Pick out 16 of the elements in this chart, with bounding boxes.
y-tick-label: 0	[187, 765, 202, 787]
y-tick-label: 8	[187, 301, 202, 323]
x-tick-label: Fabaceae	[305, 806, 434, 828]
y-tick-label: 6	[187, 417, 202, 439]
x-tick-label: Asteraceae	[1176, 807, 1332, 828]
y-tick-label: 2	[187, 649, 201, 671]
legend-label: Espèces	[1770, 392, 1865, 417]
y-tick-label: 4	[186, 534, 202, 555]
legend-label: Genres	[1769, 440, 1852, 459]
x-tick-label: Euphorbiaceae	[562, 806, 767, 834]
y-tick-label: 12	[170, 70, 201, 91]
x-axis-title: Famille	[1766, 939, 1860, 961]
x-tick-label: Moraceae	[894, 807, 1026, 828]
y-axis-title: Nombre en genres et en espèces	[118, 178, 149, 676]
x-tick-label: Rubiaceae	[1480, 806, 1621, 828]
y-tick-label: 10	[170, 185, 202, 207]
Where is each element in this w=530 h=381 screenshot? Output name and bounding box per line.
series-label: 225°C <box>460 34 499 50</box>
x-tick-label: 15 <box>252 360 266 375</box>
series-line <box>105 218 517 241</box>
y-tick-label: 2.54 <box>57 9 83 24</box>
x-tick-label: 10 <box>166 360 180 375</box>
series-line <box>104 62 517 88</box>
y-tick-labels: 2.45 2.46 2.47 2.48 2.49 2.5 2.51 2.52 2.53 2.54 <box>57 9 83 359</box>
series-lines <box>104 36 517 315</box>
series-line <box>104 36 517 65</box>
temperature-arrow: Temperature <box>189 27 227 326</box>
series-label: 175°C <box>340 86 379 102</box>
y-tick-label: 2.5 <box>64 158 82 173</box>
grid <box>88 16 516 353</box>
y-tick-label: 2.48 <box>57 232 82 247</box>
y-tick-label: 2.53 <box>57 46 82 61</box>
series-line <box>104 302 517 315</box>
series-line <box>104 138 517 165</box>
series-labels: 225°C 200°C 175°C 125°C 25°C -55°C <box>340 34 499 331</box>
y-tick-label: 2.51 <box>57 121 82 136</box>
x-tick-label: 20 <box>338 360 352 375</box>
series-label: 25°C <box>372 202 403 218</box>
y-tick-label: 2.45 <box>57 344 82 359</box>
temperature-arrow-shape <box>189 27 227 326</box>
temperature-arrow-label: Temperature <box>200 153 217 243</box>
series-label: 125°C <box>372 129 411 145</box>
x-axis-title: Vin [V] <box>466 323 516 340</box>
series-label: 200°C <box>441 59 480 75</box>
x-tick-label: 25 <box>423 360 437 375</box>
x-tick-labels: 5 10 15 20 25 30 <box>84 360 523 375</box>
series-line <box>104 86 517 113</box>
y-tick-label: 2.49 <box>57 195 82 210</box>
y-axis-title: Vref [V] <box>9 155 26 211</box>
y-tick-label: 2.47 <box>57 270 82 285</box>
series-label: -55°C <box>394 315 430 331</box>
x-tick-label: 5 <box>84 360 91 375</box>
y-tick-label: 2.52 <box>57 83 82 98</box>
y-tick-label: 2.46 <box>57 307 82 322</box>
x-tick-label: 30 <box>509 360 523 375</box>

*TASK GOAL:* Copy all of the material above line for line, changing nothing.

*WRITTEN RESPONSE:*
Pick out 16 of the elements in this chart, with bounding boxes.
y-tick-label: 0	[187, 765, 202, 787]
y-tick-label: 8	[187, 301, 202, 323]
x-tick-label: Fabaceae	[305, 806, 434, 828]
y-tick-label: 6	[187, 417, 202, 439]
x-tick-label: Asteraceae	[1176, 807, 1332, 828]
y-tick-label: 2	[187, 649, 201, 671]
legend-label: Espèces	[1770, 392, 1865, 417]
y-tick-label: 4	[186, 534, 202, 555]
legend-label: Genres	[1769, 440, 1852, 459]
x-tick-label: Euphorbiaceae	[562, 806, 767, 834]
y-tick-label: 12	[170, 70, 201, 91]
x-axis-title: Famille	[1766, 939, 1860, 961]
x-tick-label: Moraceae	[894, 807, 1026, 828]
y-axis-title: Nombre en genres et en espèces	[118, 178, 149, 676]
x-tick-label: Rubiaceae	[1480, 806, 1621, 828]
y-tick-label: 10	[170, 185, 202, 207]
Where is each element in this w=530 h=381 screenshot? Output name and bounding box per line.
series-label: 225°C <box>460 34 499 50</box>
x-tick-label: 15 <box>252 360 266 375</box>
series-line <box>105 218 517 241</box>
y-tick-label: 2.54 <box>57 9 83 24</box>
x-tick-label: 10 <box>166 360 180 375</box>
series-line <box>104 62 517 88</box>
y-tick-labels: 2.45 2.46 2.47 2.48 2.49 2.5 2.51 2.52 2.53 2.54 <box>57 9 83 359</box>
series-lines <box>104 36 517 315</box>
series-line <box>104 36 517 65</box>
temperature-arrow: Temperature <box>189 27 227 326</box>
series-label: 175°C <box>340 86 379 102</box>
y-tick-label: 2.5 <box>64 158 82 173</box>
grid <box>88 16 516 353</box>
y-tick-label: 2.48 <box>57 232 82 247</box>
y-tick-label: 2.53 <box>57 46 82 61</box>
series-line <box>104 302 517 315</box>
series-line <box>104 138 517 165</box>
series-labels: 225°C 200°C 175°C 125°C 25°C -55°C <box>340 34 499 331</box>
y-tick-label: 2.51 <box>57 121 82 136</box>
x-tick-label: 20 <box>338 360 352 375</box>
series-label: 25°C <box>372 202 403 218</box>
y-tick-label: 2.45 <box>57 344 82 359</box>
temperature-arrow-shape <box>189 27 227 326</box>
temperature-arrow-label: Temperature <box>200 153 217 243</box>
series-label: 125°C <box>372 129 411 145</box>
x-axis-title: Vin [V] <box>466 323 516 340</box>
series-label: 200°C <box>441 59 480 75</box>
x-tick-label: 25 <box>423 360 437 375</box>
x-tick-labels: 5 10 15 20 25 30 <box>84 360 523 375</box>
series-line <box>104 86 517 113</box>
y-tick-label: 2.49 <box>57 195 82 210</box>
y-axis-title: Vref [V] <box>9 155 26 211</box>
y-tick-label: 2.47 <box>57 270 82 285</box>
series-label: -55°C <box>394 315 430 331</box>
x-tick-label: 5 <box>84 360 91 375</box>
y-tick-label: 2.52 <box>57 83 82 98</box>
y-tick-label: 2.46 <box>57 307 82 322</box>
x-tick-label: 30 <box>509 360 523 375</box>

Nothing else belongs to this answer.